THE PROBLEM: For the data below, work out how many lines include the string "true" and report only the number.
** begin **
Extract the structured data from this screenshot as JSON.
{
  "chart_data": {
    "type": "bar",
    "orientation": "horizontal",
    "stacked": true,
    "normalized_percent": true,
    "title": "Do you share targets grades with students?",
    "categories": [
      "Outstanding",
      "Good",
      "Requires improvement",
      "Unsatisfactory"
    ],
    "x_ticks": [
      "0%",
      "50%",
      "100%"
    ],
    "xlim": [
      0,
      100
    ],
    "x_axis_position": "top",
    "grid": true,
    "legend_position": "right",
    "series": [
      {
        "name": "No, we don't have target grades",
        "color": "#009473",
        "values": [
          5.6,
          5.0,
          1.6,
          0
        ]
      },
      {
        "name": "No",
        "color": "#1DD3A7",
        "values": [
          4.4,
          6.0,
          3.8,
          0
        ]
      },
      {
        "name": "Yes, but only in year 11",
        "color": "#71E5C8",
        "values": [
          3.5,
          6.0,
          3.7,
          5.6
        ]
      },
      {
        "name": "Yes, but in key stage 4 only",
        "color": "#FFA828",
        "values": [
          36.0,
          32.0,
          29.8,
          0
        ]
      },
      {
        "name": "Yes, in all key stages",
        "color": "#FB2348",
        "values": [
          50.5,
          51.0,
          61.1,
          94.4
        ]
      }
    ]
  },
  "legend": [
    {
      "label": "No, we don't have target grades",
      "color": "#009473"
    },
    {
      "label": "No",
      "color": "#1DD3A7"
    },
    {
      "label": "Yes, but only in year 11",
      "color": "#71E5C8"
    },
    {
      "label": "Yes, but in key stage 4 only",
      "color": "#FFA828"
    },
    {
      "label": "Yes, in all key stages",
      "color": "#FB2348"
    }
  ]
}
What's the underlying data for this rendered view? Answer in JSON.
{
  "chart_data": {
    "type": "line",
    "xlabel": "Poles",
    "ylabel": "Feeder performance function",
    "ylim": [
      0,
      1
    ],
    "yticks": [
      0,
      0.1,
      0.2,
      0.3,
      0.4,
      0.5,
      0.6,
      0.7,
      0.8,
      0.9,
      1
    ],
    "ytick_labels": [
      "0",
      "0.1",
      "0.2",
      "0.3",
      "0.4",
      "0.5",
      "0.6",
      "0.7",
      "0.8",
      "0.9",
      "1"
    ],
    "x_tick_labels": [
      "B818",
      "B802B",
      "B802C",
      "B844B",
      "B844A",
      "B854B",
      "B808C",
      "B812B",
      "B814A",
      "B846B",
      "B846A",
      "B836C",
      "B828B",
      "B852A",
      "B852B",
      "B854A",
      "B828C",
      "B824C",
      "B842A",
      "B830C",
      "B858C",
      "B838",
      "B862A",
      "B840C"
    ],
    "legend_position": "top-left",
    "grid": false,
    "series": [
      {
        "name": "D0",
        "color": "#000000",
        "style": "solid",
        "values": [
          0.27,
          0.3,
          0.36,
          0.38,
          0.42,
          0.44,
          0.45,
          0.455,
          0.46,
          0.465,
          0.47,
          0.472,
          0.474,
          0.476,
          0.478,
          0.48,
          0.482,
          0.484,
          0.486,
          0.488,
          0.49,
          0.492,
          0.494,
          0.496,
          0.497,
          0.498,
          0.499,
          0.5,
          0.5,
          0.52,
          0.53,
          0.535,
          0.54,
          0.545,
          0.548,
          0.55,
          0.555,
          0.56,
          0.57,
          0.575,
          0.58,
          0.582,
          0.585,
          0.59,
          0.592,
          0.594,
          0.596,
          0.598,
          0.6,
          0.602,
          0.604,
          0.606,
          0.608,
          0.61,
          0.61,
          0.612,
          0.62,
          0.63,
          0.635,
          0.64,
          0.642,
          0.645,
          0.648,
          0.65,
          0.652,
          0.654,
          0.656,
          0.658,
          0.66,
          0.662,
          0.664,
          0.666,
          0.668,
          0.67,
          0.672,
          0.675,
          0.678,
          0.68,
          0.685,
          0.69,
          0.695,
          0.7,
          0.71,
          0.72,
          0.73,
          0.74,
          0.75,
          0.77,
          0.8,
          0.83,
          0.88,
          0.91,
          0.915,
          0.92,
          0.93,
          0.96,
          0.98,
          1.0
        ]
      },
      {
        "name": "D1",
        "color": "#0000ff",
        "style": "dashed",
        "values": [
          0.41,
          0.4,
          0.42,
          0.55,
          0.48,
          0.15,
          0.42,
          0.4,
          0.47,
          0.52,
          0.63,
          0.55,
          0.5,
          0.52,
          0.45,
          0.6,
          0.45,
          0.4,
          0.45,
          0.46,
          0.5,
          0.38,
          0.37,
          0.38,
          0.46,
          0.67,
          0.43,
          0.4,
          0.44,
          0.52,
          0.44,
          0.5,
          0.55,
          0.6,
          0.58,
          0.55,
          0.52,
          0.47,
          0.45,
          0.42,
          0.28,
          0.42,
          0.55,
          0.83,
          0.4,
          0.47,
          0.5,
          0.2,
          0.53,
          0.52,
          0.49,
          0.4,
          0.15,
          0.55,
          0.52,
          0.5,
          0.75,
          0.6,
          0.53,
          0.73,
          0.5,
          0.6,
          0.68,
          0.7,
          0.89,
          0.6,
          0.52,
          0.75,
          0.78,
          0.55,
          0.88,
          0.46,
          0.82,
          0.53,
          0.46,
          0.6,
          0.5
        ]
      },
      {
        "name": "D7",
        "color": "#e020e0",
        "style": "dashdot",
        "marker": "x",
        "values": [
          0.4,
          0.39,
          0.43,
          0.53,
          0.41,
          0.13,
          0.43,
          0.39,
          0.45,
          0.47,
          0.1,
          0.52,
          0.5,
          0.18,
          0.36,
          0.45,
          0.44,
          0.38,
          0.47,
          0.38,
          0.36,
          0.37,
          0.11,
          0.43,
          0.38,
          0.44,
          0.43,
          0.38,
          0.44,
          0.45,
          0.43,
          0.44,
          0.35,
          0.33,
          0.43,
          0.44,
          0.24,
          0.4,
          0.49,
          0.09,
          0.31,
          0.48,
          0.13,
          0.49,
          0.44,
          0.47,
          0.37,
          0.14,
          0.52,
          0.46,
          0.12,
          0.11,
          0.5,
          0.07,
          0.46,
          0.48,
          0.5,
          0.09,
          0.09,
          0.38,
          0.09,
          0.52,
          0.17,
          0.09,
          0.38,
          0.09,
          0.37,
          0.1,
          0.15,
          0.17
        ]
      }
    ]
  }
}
** end **
WORKED SOLUTION: 3